• **Written instruction**
Using the entries below, output exactly the line containing "Serialize everything readable" and all lines that follow it to the end.
━━━━━━
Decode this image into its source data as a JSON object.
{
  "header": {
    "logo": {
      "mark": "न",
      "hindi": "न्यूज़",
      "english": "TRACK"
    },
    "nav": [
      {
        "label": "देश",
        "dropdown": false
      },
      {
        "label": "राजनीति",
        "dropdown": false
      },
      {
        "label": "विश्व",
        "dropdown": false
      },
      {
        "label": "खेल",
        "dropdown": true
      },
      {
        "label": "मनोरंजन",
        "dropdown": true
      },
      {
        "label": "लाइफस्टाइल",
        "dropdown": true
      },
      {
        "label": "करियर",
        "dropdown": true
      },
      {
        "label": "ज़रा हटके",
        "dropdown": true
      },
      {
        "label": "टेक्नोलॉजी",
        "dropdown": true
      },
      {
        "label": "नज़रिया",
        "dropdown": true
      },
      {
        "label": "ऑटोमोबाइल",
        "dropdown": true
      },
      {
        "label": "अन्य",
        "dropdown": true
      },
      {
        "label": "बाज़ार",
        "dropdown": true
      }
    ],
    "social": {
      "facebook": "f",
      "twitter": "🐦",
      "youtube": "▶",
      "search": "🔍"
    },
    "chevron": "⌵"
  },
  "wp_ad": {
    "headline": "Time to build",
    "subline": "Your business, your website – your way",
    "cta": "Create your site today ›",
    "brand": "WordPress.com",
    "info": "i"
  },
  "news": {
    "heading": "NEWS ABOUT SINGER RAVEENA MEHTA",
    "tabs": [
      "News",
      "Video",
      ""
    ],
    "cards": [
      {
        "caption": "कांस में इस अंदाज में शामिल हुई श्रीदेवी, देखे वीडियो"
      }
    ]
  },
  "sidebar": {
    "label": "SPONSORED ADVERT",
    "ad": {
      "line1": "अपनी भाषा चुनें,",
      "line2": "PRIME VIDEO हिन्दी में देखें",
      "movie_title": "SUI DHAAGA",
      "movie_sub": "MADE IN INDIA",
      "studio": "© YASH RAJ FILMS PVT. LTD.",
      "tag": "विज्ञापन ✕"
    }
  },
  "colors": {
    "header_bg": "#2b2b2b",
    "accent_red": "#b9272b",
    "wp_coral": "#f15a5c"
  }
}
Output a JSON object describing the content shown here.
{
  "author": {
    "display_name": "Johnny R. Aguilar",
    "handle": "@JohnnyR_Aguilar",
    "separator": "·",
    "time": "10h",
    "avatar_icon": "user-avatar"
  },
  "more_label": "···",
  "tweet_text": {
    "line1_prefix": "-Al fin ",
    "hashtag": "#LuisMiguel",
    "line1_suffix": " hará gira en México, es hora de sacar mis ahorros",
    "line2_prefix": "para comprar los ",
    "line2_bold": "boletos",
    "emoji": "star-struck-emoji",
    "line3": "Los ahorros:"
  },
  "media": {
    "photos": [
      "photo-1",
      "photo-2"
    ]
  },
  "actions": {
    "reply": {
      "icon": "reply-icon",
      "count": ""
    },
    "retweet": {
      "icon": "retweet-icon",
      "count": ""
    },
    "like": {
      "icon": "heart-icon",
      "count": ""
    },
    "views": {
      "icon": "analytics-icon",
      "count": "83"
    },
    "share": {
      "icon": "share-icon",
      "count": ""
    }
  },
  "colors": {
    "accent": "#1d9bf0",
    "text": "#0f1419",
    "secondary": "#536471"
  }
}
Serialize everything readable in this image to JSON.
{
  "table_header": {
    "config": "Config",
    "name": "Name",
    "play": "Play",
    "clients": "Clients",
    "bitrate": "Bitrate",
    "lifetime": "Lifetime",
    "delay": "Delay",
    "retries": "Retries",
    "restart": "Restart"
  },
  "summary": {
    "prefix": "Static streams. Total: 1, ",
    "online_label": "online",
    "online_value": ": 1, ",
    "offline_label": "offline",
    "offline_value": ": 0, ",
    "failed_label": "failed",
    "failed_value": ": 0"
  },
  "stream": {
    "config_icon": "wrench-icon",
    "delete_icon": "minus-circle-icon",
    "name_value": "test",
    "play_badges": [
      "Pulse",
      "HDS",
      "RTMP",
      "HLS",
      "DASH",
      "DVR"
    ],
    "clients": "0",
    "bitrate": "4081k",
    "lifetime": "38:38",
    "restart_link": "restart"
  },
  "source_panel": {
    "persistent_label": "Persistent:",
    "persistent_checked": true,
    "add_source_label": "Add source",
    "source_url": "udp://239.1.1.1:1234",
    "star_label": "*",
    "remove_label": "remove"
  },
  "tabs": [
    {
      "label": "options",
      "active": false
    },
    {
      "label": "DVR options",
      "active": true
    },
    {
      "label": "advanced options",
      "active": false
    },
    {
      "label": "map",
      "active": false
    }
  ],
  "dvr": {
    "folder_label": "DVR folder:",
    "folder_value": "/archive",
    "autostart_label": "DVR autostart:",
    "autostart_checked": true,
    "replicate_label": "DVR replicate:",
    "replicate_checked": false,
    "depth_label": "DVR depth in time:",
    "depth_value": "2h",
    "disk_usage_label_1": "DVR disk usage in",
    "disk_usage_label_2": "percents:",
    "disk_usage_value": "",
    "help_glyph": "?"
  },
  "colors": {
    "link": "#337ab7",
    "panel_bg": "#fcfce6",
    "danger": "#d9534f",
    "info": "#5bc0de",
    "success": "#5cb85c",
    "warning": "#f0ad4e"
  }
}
━━━━━━
• **Task result**
Serialize everything readable in this image to JSON.
{
  "table_header": {
    "config": "Config",
    "name": "Name",
    "play": "Play",
    "clients": "Clients",
    "bitrate": "Bitrate",
    "lifetime": "Lifetime",
    "delay": "Delay",
    "retries": "Retries",
    "restart": "Restart"
  },
  "summary": {
    "prefix": "Static streams. Total: 1, ",
    "online_label": "online",
    "online_value": ": 1, ",
    "offline_label": "offline",
    "offline_value": ": 0, ",
    "failed_label": "failed",
    "failed_value": ": 0"
  },
  "stream": {
    "config_icon": "wrench-icon",
    "delete_icon": "minus-circle-icon",
    "name_value": "test",
    "play_badges": [
      "Pulse",
      "HDS",
      "RTMP",
      "HLS",
      "DASH",
      "DVR"
    ],
    "clients": "0",
    "bitrate": "4081k",
    "lifetime": "38:38",
    "restart_link": "restart"
  },
  "source_panel": {
    "persistent_label": "Persistent:",
    "persistent_checked": true,
    "add_source_label": "Add source",
    "source_url": "udp://239.1.1.1:1234",
    "star_label": "*",
    "remove_label": "remove"
  },
  "tabs": [
    {
      "label": "options",
      "active": false
    },
    {
      "label": "DVR options",
      "active": true
    },
    {
      "label": "advanced options",
      "active": false
    },
    {
      "label": "map",
      "active": false
    }
  ],
  "dvr": {
    "folder_label": "DVR folder:",
    "folder_value": "/archive",
    "autostart_label": "DVR autostart:",
    "autostart_checked": true,
    "replicate_label": "DVR replicate:",
    "replicate_checked": false,
    "depth_label": "DVR depth in time:",
    "depth_value": "2h",
    "disk_usage_label_1": "DVR disk usage in",
    "disk_usage_label_2": "percents:",
    "disk_usage_value": "",
    "help_glyph": "?"
  },
  "colors": {
    "link": "#337ab7",
    "panel_bg": "#fcfce6",
    "danger": "#d9534f",
    "info": "#5bc0de",
    "success": "#5cb85c",
    "warning": "#f0ad4e"
  }
}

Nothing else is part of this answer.